(Collected data entries)
•••

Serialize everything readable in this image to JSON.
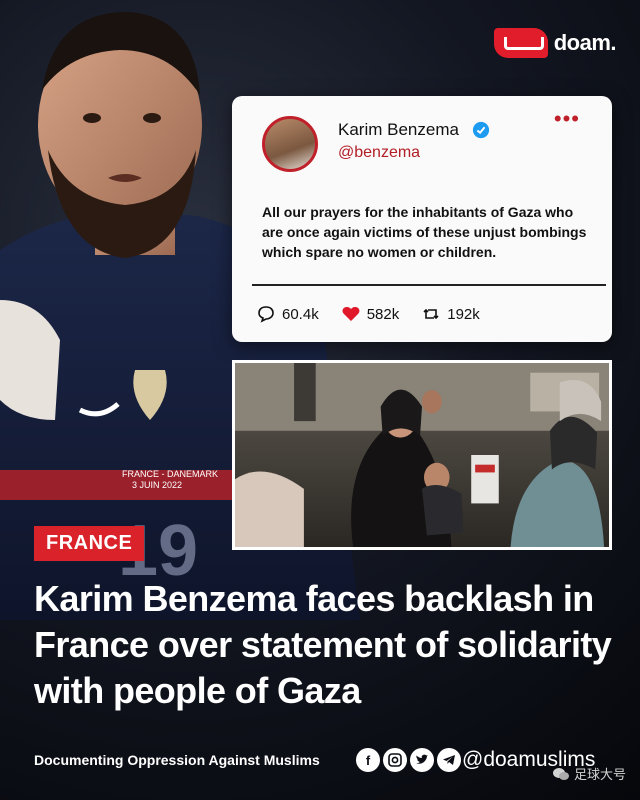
{
  "brand": {
    "logo_text": "doam."
  },
  "tweet": {
    "name": "Karim Benzema",
    "handle": "@benzema",
    "text": "All our prayers for the inhabitants of Gaza who are once again victims of these unjust bombings which spare no women or children.",
    "replies": "60.4k",
    "likes": "582k",
    "retweets": "192k"
  },
  "jersey_text": {
    "line1": "FRANCE - DANEMARK",
    "line2": "3 JUIN 2022",
    "number": "19"
  },
  "tag": "FRANCE",
  "headline": "Karim Benzema faces backlash in France over statement of solidarity with people of Gaza",
  "footer": {
    "tagline": "Documenting Oppression Against Muslims",
    "handle": "@doamuslims",
    "watermark": "足球大号"
  },
  "colors": {
    "accent": "#d9222a",
    "background": "#0b0d14",
    "card": "#fafafa"
  }
}
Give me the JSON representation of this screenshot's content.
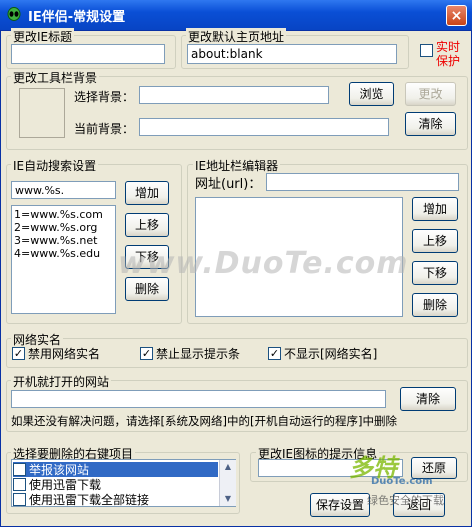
{
  "window": {
    "title": "IE伴侣-常规设置",
    "close": "×"
  },
  "groups": {
    "ie_title": "更改IE标题",
    "home_page": "更改默认主页地址",
    "toolbar_bg": "更改工具栏背景",
    "auto_search": "IE自动搜索设置",
    "addr_editor": "IE地址栏编辑器",
    "realname": "网络实名",
    "startup": "开机就打开的网站",
    "context_menu": "选择要删除的右键项目",
    "ie_icon_tip": "更改IE图标的提示信息"
  },
  "ie_title_value": "",
  "home_page_value": "about:blank",
  "realtime_protect": {
    "label_line1": "实时",
    "label_line2": "保护",
    "checked": false
  },
  "toolbar_bg": {
    "select_label": "选择背景：",
    "current_label": "当前背景：",
    "select_value": "",
    "current_value": "",
    "browse_btn": "浏览",
    "change_btn": "更改",
    "clear_btn": "清除"
  },
  "auto_search": {
    "input_value": "www.%s.",
    "items": [
      "1=www.%s.com",
      "2=www.%s.org",
      "3=www.%s.net",
      "4=www.%s.edu"
    ],
    "add_btn": "增加",
    "up_btn": "上移",
    "down_btn": "下移",
    "delete_btn": "删除"
  },
  "addr_editor": {
    "url_label": "网址(url)：",
    "url_value": "",
    "add_btn": "增加",
    "up_btn": "上移",
    "down_btn": "下移",
    "delete_btn": "删除"
  },
  "realname": {
    "opt1": "禁用网络实名",
    "opt2": "禁止显示提示条",
    "opt3": "不显示[网络实名]"
  },
  "startup": {
    "value": "",
    "clear_btn": "清除",
    "note": "如果还没有解决问题，请选择[系统及网络]中的[开机自动运行的程序]中删除"
  },
  "context_menu": {
    "items": [
      "举报该网站",
      "使用迅雷下载",
      "使用迅雷下载全部链接"
    ]
  },
  "ie_icon_tip": {
    "value": "",
    "restore_btn": "还原"
  },
  "footer": {
    "save_btn": "保存设置",
    "back_btn": "返回"
  },
  "watermark": {
    "main": "www.DuoTe.com",
    "corner_big": "多特",
    "corner_site": "DuoTe.com",
    "corner_slogan": "绿色安全的下载"
  }
}
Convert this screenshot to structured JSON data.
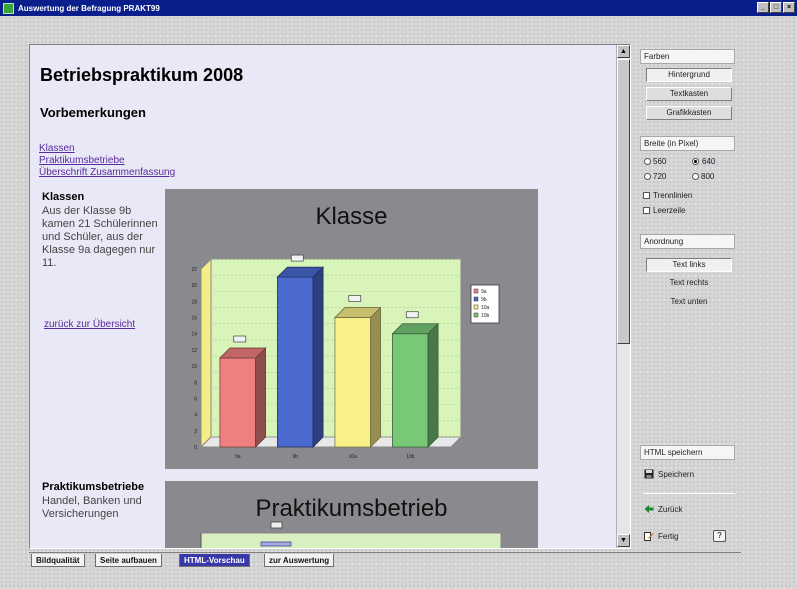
{
  "window": {
    "title": "Auswertung der Befragung   PRAKT99",
    "controls": [
      "_",
      "□",
      "×"
    ]
  },
  "document": {
    "title": "Betriebspraktikum 2008",
    "section_heading": "Vorbemerkungen",
    "toc_links": [
      "Klassen",
      "Praktikumsbetriebe",
      "Überschrift Zusammenfassung"
    ],
    "items": [
      {
        "heading": "Klassen",
        "text": "Aus der Klasse 9b kamen 21 Schülerinnen und Schüler, aus der Klasse 9a dagegen nur 11."
      },
      {
        "heading": "Praktikumsbetriebe",
        "text": "Handel, Banken und Versicherungen"
      }
    ],
    "back_link": "zurück zur Übersicht"
  },
  "chart_data": [
    {
      "type": "bar",
      "title": "Klasse",
      "categories": [
        "9a",
        "9b",
        "10a",
        "10b"
      ],
      "values": [
        11,
        21,
        16,
        14
      ],
      "colors": [
        "#f08080",
        "#4a6ad0",
        "#f8f088",
        "#78c878"
      ],
      "ylim": [
        0,
        22
      ],
      "yticks": [
        0,
        2,
        4,
        6,
        8,
        10,
        12,
        14,
        16,
        18,
        20,
        22
      ],
      "legend": [
        "9a",
        "9b",
        "10a",
        "10b"
      ],
      "legend_placement": "right",
      "grid": true
    },
    {
      "type": "bar",
      "title": "Praktikumsbetrieb"
    }
  ],
  "side_panel": {
    "farben": {
      "label": "Farben",
      "buttons": [
        "Hintergrund",
        "Textkasten",
        "Grafikkasten"
      ]
    },
    "breite": {
      "label": "Breite (in Pixel)",
      "options": [
        "560",
        "640",
        "720",
        "800"
      ],
      "selected": "640"
    },
    "checkboxes": [
      "Trennlinien",
      "Leerzeile"
    ],
    "anordnung": {
      "label": "Anordnung",
      "options": [
        "Text links",
        "Text rechts",
        "Text unten"
      ],
      "selected": "Text links"
    },
    "html_save": {
      "label": "HTML speichern",
      "save_button": "Speichern"
    },
    "back_button": "Zurück",
    "done_button": "Fertig",
    "help_button": "?"
  },
  "tabs": [
    {
      "label": "Bildqualität"
    },
    {
      "label": "Seite aufbauen"
    },
    {
      "label": "HTML-Vorschau"
    },
    {
      "label": "zur Auswertung"
    }
  ],
  "active_tab": "HTML-Vorschau"
}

•••

__TASK TO CARRY OUT__
Collect each line above holding the string "Praktikumsbetriebe".

__OUTPUT FOR THIS TASK__
      "Praktikumsbetriebe",
        "heading": "Praktikumsbetriebe",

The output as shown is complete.